> **What this task involves**
Reproduce the material word for word; the images stay out.

------------------------------------------------------------

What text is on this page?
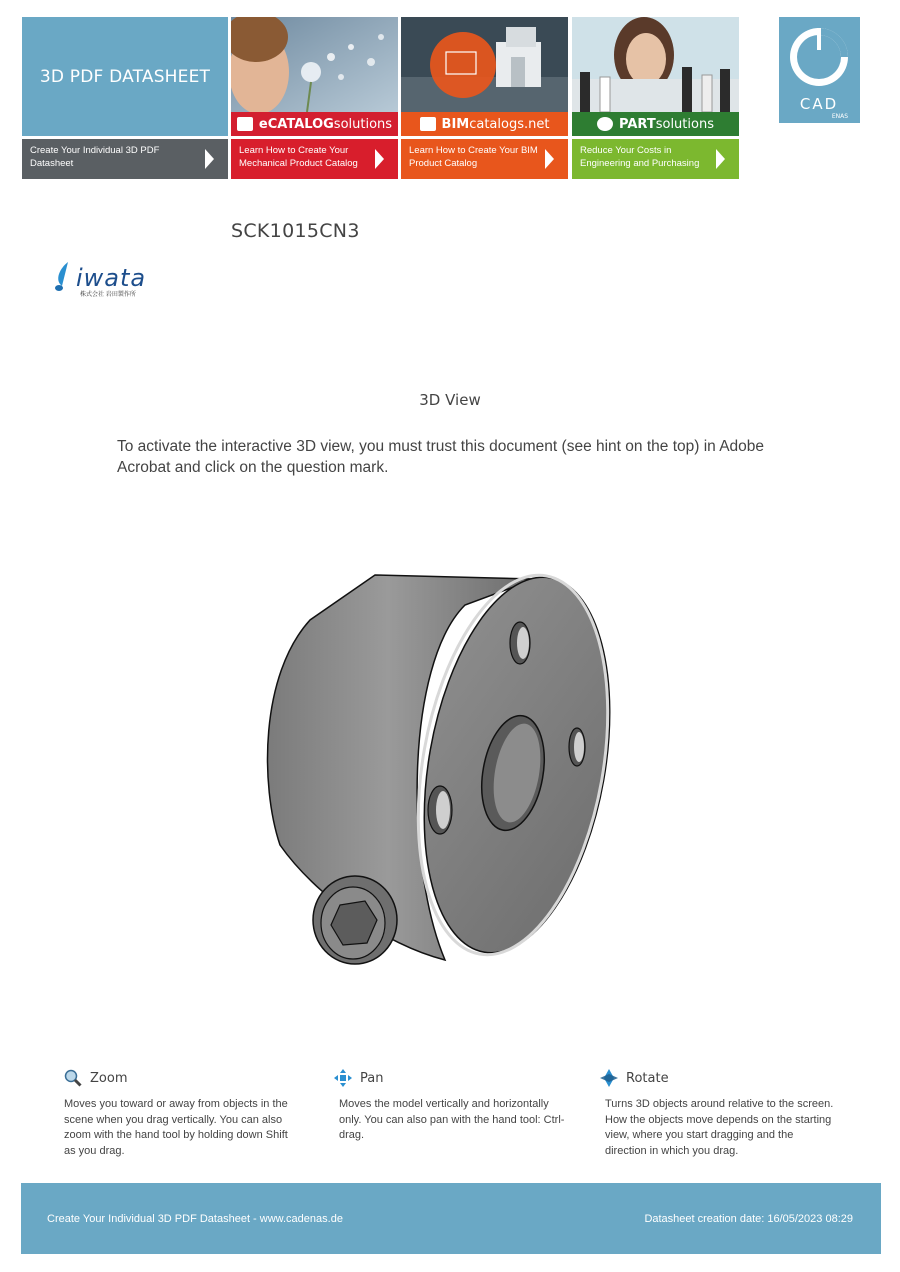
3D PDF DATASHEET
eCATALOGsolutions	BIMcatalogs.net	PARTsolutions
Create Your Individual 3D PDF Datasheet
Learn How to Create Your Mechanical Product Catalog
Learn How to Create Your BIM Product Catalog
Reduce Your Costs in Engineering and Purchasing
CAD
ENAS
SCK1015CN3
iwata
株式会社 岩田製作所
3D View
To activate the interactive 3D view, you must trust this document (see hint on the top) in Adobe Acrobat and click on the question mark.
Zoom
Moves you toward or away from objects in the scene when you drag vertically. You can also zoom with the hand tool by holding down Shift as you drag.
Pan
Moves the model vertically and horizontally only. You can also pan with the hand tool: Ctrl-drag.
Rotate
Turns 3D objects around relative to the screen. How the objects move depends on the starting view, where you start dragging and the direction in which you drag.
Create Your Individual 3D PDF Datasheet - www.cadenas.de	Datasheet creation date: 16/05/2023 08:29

------------------------------------------------------------

> **Response to the exercise**
What text is on this page?
3D PDF DATASHEET
eCATALOGsolutions	BIMcatalogs.net	PARTsolutions
Create Your Individual 3D PDF Datasheet
Learn How to Create Your Mechanical Product Catalog
Learn How to Create Your BIM Product Catalog
Reduce Your Costs in Engineering and Purchasing
CAD
ENAS
SCK1015CN3
iwata
株式会社 岩田製作所
3D View
To activate the interactive 3D view, you must trust this document (see hint on the top) in Adobe Acrobat and click on the question mark.
Zoom
Moves you toward or away from objects in the scene when you drag vertically. You can also zoom with the hand tool by holding down Shift as you drag.
Pan
Moves the model vertically and horizontally only. You can also pan with the hand tool: Ctrl-drag.
Rotate
Turns 3D objects around relative to the screen. How the objects move depends on the starting view, where you start dragging and the direction in which you drag.
Create Your Individual 3D PDF Datasheet - www.cadenas.de	Datasheet creation date: 16/05/2023 08:29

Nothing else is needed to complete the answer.